--- Aim of the exercise ---
Without the pictures, copy the entries below word for word.
##### Input
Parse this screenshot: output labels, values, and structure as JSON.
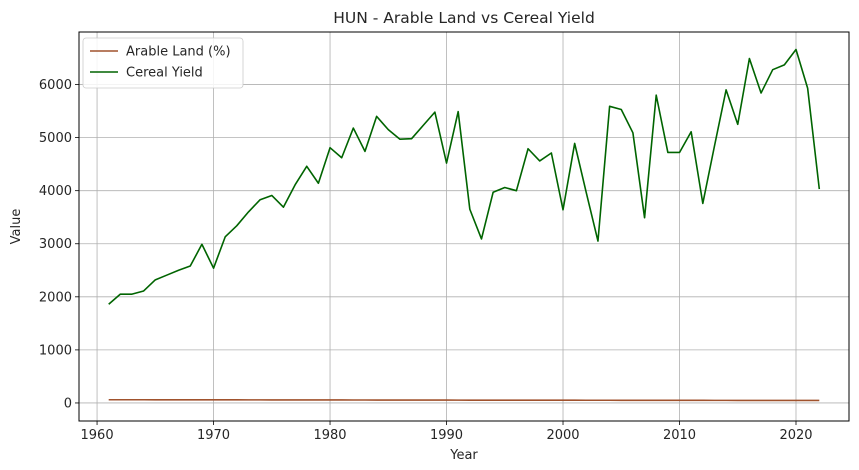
{
  "chart_data": {
    "type": "line",
    "title": "HUN - Arable Land vs Cereal Yield",
    "xlabel": "Year",
    "ylabel": "Value",
    "xlim": [
      1958.45,
      2024.55
    ],
    "ylim": [
      -340,
      6990
    ],
    "xticks": [
      1960,
      1970,
      1980,
      1990,
      2000,
      2010,
      2020
    ],
    "yticks": [
      0,
      1000,
      2000,
      3000,
      4000,
      5000,
      6000
    ],
    "grid": true,
    "legend_position": "upper-left",
    "x": [
      1961,
      1962,
      1963,
      1964,
      1965,
      1966,
      1967,
      1968,
      1969,
      1970,
      1971,
      1972,
      1973,
      1974,
      1975,
      1976,
      1977,
      1978,
      1979,
      1980,
      1981,
      1982,
      1983,
      1984,
      1985,
      1986,
      1987,
      1988,
      1989,
      1990,
      1991,
      1992,
      1993,
      1994,
      1995,
      1996,
      1997,
      1998,
      1999,
      2000,
      2001,
      2002,
      2003,
      2004,
      2005,
      2006,
      2007,
      2008,
      2009,
      2010,
      2011,
      2012,
      2013,
      2014,
      2015,
      2016,
      2017,
      2018,
      2019,
      2020,
      2021,
      2022
    ],
    "series": [
      {
        "name": "Arable Land (%)",
        "color": "#a0522d",
        "values": [
          60.5,
          60.4,
          60.3,
          60.2,
          60.0,
          59.9,
          59.7,
          59.5,
          59.3,
          59.1,
          58.8,
          58.5,
          58.2,
          57.9,
          57.6,
          57.3,
          57.0,
          56.7,
          56.4,
          56.2,
          56.0,
          55.8,
          55.6,
          55.4,
          55.2,
          55.0,
          54.8,
          54.6,
          54.4,
          54.2,
          53.5,
          52.8,
          52.2,
          51.5,
          51.6,
          51.7,
          51.8,
          51.8,
          51.7,
          51.6,
          51.3,
          51.2,
          51.1,
          50.9,
          50.6,
          50.3,
          50.0,
          49.8,
          49.6,
          49.4,
          49.2,
          49.0,
          48.8,
          48.6,
          48.4,
          48.2,
          48.0,
          47.8,
          47.6,
          47.4,
          47.2,
          47.0
        ]
      },
      {
        "name": "Cereal Yield",
        "color": "#006400",
        "values": [
          1860,
          2050,
          2050,
          2110,
          2320,
          2410,
          2500,
          2580,
          2990,
          2540,
          3130,
          3340,
          3600,
          3830,
          3910,
          3690,
          4110,
          4460,
          4140,
          4810,
          4620,
          5180,
          4740,
          5400,
          5150,
          4970,
          4980,
          5230,
          5480,
          4520,
          5490,
          3650,
          3090,
          3970,
          4060,
          4000,
          4790,
          4560,
          4710,
          3640,
          4890,
          3960,
          3050,
          5590,
          5530,
          5090,
          3490,
          5800,
          4720,
          4720,
          5110,
          3760,
          4840,
          5900,
          5250,
          6490,
          5840,
          6280,
          6370,
          6660,
          5930,
          4030
        ]
      }
    ]
  }
}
##########
--- Response to this exercise ---
Parse this screenshot: output labels, values, and structure as JSON.
{
  "chart_data": {
    "type": "line",
    "title": "HUN - Arable Land vs Cereal Yield",
    "xlabel": "Year",
    "ylabel": "Value",
    "xlim": [
      1958.45,
      2024.55
    ],
    "ylim": [
      -340,
      6990
    ],
    "xticks": [
      1960,
      1970,
      1980,
      1990,
      2000,
      2010,
      2020
    ],
    "yticks": [
      0,
      1000,
      2000,
      3000,
      4000,
      5000,
      6000
    ],
    "grid": true,
    "legend_position": "upper-left",
    "x": [
      1961,
      1962,
      1963,
      1964,
      1965,
      1966,
      1967,
      1968,
      1969,
      1970,
      1971,
      1972,
      1973,
      1974,
      1975,
      1976,
      1977,
      1978,
      1979,
      1980,
      1981,
      1982,
      1983,
      1984,
      1985,
      1986,
      1987,
      1988,
      1989,
      1990,
      1991,
      1992,
      1993,
      1994,
      1995,
      1996,
      1997,
      1998,
      1999,
      2000,
      2001,
      2002,
      2003,
      2004,
      2005,
      2006,
      2007,
      2008,
      2009,
      2010,
      2011,
      2012,
      2013,
      2014,
      2015,
      2016,
      2017,
      2018,
      2019,
      2020,
      2021,
      2022
    ],
    "series": [
      {
        "name": "Arable Land (%)",
        "color": "#a0522d",
        "values": [
          60.5,
          60.4,
          60.3,
          60.2,
          60.0,
          59.9,
          59.7,
          59.5,
          59.3,
          59.1,
          58.8,
          58.5,
          58.2,
          57.9,
          57.6,
          57.3,
          57.0,
          56.7,
          56.4,
          56.2,
          56.0,
          55.8,
          55.6,
          55.4,
          55.2,
          55.0,
          54.8,
          54.6,
          54.4,
          54.2,
          53.5,
          52.8,
          52.2,
          51.5,
          51.6,
          51.7,
          51.8,
          51.8,
          51.7,
          51.6,
          51.3,
          51.2,
          51.1,
          50.9,
          50.6,
          50.3,
          50.0,
          49.8,
          49.6,
          49.4,
          49.2,
          49.0,
          48.8,
          48.6,
          48.4,
          48.2,
          48.0,
          47.8,
          47.6,
          47.4,
          47.2,
          47.0
        ]
      },
      {
        "name": "Cereal Yield",
        "color": "#006400",
        "values": [
          1860,
          2050,
          2050,
          2110,
          2320,
          2410,
          2500,
          2580,
          2990,
          2540,
          3130,
          3340,
          3600,
          3830,
          3910,
          3690,
          4110,
          4460,
          4140,
          4810,
          4620,
          5180,
          4740,
          5400,
          5150,
          4970,
          4980,
          5230,
          5480,
          4520,
          5490,
          3650,
          3090,
          3970,
          4060,
          4000,
          4790,
          4560,
          4710,
          3640,
          4890,
          3960,
          3050,
          5590,
          5530,
          5090,
          3490,
          5800,
          4720,
          4720,
          5110,
          3760,
          4840,
          5900,
          5250,
          6490,
          5840,
          6280,
          6370,
          6660,
          5930,
          4030
        ]
      }
    ]
  }
}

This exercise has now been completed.